*GIVEN EXERCISE*
Exactly repeat the full listing that follows.

*RAW RECORDS*
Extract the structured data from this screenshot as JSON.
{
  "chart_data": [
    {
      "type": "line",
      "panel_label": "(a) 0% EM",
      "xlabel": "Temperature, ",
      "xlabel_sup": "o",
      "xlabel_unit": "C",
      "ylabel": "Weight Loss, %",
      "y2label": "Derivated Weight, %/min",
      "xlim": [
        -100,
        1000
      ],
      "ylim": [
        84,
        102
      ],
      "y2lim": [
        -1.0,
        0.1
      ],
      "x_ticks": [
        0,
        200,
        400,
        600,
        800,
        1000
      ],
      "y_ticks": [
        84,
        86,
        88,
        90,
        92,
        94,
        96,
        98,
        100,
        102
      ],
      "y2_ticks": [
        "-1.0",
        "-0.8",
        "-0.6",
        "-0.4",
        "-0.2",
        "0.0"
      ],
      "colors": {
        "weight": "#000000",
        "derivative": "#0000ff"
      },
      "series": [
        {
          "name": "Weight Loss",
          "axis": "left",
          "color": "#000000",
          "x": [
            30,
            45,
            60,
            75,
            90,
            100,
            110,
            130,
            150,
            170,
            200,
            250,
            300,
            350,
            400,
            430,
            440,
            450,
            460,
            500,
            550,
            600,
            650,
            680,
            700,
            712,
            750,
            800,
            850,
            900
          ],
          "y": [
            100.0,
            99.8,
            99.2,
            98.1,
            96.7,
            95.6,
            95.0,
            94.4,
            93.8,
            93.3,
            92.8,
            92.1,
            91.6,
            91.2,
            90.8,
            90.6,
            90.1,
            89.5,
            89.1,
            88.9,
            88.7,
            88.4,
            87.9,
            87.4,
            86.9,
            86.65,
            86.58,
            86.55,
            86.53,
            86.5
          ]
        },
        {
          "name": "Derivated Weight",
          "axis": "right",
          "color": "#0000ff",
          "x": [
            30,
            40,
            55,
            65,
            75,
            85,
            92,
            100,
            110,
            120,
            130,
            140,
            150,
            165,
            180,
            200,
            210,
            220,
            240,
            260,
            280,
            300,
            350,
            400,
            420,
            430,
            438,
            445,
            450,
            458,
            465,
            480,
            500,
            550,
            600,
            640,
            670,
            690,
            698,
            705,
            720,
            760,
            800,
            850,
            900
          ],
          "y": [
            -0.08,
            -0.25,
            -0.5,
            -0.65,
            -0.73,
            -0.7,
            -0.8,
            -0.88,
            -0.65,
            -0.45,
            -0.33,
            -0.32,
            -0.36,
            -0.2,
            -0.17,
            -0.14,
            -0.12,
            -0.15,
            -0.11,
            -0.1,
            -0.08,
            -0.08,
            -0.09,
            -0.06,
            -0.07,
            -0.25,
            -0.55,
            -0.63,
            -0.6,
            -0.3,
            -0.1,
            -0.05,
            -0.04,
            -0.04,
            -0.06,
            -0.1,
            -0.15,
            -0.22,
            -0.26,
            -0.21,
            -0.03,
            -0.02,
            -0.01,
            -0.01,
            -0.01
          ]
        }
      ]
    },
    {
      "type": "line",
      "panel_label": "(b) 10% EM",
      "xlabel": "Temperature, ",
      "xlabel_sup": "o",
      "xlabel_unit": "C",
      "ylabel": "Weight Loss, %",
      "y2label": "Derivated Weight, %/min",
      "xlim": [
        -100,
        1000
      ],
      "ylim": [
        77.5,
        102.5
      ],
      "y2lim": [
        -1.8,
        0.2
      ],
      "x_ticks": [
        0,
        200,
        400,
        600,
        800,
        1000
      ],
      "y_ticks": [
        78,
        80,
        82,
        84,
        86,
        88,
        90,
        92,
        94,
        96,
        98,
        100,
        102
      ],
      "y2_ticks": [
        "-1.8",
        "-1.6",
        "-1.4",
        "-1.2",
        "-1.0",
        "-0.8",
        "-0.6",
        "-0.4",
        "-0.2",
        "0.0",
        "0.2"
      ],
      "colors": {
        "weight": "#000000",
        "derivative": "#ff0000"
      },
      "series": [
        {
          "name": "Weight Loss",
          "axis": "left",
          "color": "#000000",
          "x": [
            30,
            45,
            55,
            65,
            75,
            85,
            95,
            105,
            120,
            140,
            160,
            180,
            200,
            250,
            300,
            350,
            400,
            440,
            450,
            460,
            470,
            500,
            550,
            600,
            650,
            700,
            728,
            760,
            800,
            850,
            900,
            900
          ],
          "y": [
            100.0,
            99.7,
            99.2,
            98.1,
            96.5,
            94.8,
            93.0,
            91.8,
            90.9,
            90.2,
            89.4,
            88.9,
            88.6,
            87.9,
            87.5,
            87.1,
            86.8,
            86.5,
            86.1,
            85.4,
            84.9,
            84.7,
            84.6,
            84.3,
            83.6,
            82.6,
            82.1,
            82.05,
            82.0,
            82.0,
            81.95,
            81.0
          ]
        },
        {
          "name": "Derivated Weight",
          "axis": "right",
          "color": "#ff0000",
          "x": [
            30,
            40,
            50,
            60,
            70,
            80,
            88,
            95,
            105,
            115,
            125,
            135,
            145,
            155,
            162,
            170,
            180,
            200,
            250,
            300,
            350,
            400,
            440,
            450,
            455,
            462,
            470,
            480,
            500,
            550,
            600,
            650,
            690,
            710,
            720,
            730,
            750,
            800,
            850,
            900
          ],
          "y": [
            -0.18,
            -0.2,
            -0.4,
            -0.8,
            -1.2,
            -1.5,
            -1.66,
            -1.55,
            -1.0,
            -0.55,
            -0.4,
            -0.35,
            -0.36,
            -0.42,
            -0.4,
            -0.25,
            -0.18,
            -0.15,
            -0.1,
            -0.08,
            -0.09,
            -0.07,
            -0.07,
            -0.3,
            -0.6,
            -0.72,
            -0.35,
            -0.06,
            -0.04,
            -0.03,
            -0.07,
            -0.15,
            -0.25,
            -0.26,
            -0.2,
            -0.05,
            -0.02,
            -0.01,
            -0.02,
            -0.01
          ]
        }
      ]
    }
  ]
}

*EXERCISE OUTPUT*
Extract the structured data from this screenshot as JSON.
{
  "chart_data": [
    {
      "type": "line",
      "panel_label": "(a) 0% EM",
      "xlabel": "Temperature, ",
      "xlabel_sup": "o",
      "xlabel_unit": "C",
      "ylabel": "Weight Loss, %",
      "y2label": "Derivated Weight, %/min",
      "xlim": [
        -100,
        1000
      ],
      "ylim": [
        84,
        102
      ],
      "y2lim": [
        -1.0,
        0.1
      ],
      "x_ticks": [
        0,
        200,
        400,
        600,
        800,
        1000
      ],
      "y_ticks": [
        84,
        86,
        88,
        90,
        92,
        94,
        96,
        98,
        100,
        102
      ],
      "y2_ticks": [
        "-1.0",
        "-0.8",
        "-0.6",
        "-0.4",
        "-0.2",
        "0.0"
      ],
      "colors": {
        "weight": "#000000",
        "derivative": "#0000ff"
      },
      "series": [
        {
          "name": "Weight Loss",
          "axis": "left",
          "color": "#000000",
          "x": [
            30,
            45,
            60,
            75,
            90,
            100,
            110,
            130,
            150,
            170,
            200,
            250,
            300,
            350,
            400,
            430,
            440,
            450,
            460,
            500,
            550,
            600,
            650,
            680,
            700,
            712,
            750,
            800,
            850,
            900
          ],
          "y": [
            100.0,
            99.8,
            99.2,
            98.1,
            96.7,
            95.6,
            95.0,
            94.4,
            93.8,
            93.3,
            92.8,
            92.1,
            91.6,
            91.2,
            90.8,
            90.6,
            90.1,
            89.5,
            89.1,
            88.9,
            88.7,
            88.4,
            87.9,
            87.4,
            86.9,
            86.65,
            86.58,
            86.55,
            86.53,
            86.5
          ]
        },
        {
          "name": "Derivated Weight",
          "axis": "right",
          "color": "#0000ff",
          "x": [
            30,
            40,
            55,
            65,
            75,
            85,
            92,
            100,
            110,
            120,
            130,
            140,
            150,
            165,
            180,
            200,
            210,
            220,
            240,
            260,
            280,
            300,
            350,
            400,
            420,
            430,
            438,
            445,
            450,
            458,
            465,
            480,
            500,
            550,
            600,
            640,
            670,
            690,
            698,
            705,
            720,
            760,
            800,
            850,
            900
          ],
          "y": [
            -0.08,
            -0.25,
            -0.5,
            -0.65,
            -0.73,
            -0.7,
            -0.8,
            -0.88,
            -0.65,
            -0.45,
            -0.33,
            -0.32,
            -0.36,
            -0.2,
            -0.17,
            -0.14,
            -0.12,
            -0.15,
            -0.11,
            -0.1,
            -0.08,
            -0.08,
            -0.09,
            -0.06,
            -0.07,
            -0.25,
            -0.55,
            -0.63,
            -0.6,
            -0.3,
            -0.1,
            -0.05,
            -0.04,
            -0.04,
            -0.06,
            -0.1,
            -0.15,
            -0.22,
            -0.26,
            -0.21,
            -0.03,
            -0.02,
            -0.01,
            -0.01,
            -0.01
          ]
        }
      ]
    },
    {
      "type": "line",
      "panel_label": "(b) 10% EM",
      "xlabel": "Temperature, ",
      "xlabel_sup": "o",
      "xlabel_unit": "C",
      "ylabel": "Weight Loss, %",
      "y2label": "Derivated Weight, %/min",
      "xlim": [
        -100,
        1000
      ],
      "ylim": [
        77.5,
        102.5
      ],
      "y2lim": [
        -1.8,
        0.2
      ],
      "x_ticks": [
        0,
        200,
        400,
        600,
        800,
        1000
      ],
      "y_ticks": [
        78,
        80,
        82,
        84,
        86,
        88,
        90,
        92,
        94,
        96,
        98,
        100,
        102
      ],
      "y2_ticks": [
        "-1.8",
        "-1.6",
        "-1.4",
        "-1.2",
        "-1.0",
        "-0.8",
        "-0.6",
        "-0.4",
        "-0.2",
        "0.0",
        "0.2"
      ],
      "colors": {
        "weight": "#000000",
        "derivative": "#ff0000"
      },
      "series": [
        {
          "name": "Weight Loss",
          "axis": "left",
          "color": "#000000",
          "x": [
            30,
            45,
            55,
            65,
            75,
            85,
            95,
            105,
            120,
            140,
            160,
            180,
            200,
            250,
            300,
            350,
            400,
            440,
            450,
            460,
            470,
            500,
            550,
            600,
            650,
            700,
            728,
            760,
            800,
            850,
            900,
            900
          ],
          "y": [
            100.0,
            99.7,
            99.2,
            98.1,
            96.5,
            94.8,
            93.0,
            91.8,
            90.9,
            90.2,
            89.4,
            88.9,
            88.6,
            87.9,
            87.5,
            87.1,
            86.8,
            86.5,
            86.1,
            85.4,
            84.9,
            84.7,
            84.6,
            84.3,
            83.6,
            82.6,
            82.1,
            82.05,
            82.0,
            82.0,
            81.95,
            81.0
          ]
        },
        {
          "name": "Derivated Weight",
          "axis": "right",
          "color": "#ff0000",
          "x": [
            30,
            40,
            50,
            60,
            70,
            80,
            88,
            95,
            105,
            115,
            125,
            135,
            145,
            155,
            162,
            170,
            180,
            200,
            250,
            300,
            350,
            400,
            440,
            450,
            455,
            462,
            470,
            480,
            500,
            550,
            600,
            650,
            690,
            710,
            720,
            730,
            750,
            800,
            850,
            900
          ],
          "y": [
            -0.18,
            -0.2,
            -0.4,
            -0.8,
            -1.2,
            -1.5,
            -1.66,
            -1.55,
            -1.0,
            -0.55,
            -0.4,
            -0.35,
            -0.36,
            -0.42,
            -0.4,
            -0.25,
            -0.18,
            -0.15,
            -0.1,
            -0.08,
            -0.09,
            -0.07,
            -0.07,
            -0.3,
            -0.6,
            -0.72,
            -0.35,
            -0.06,
            -0.04,
            -0.03,
            -0.07,
            -0.15,
            -0.25,
            -0.26,
            -0.2,
            -0.05,
            -0.02,
            -0.01,
            -0.02,
            -0.01
          ]
        }
      ]
    }
  ]
}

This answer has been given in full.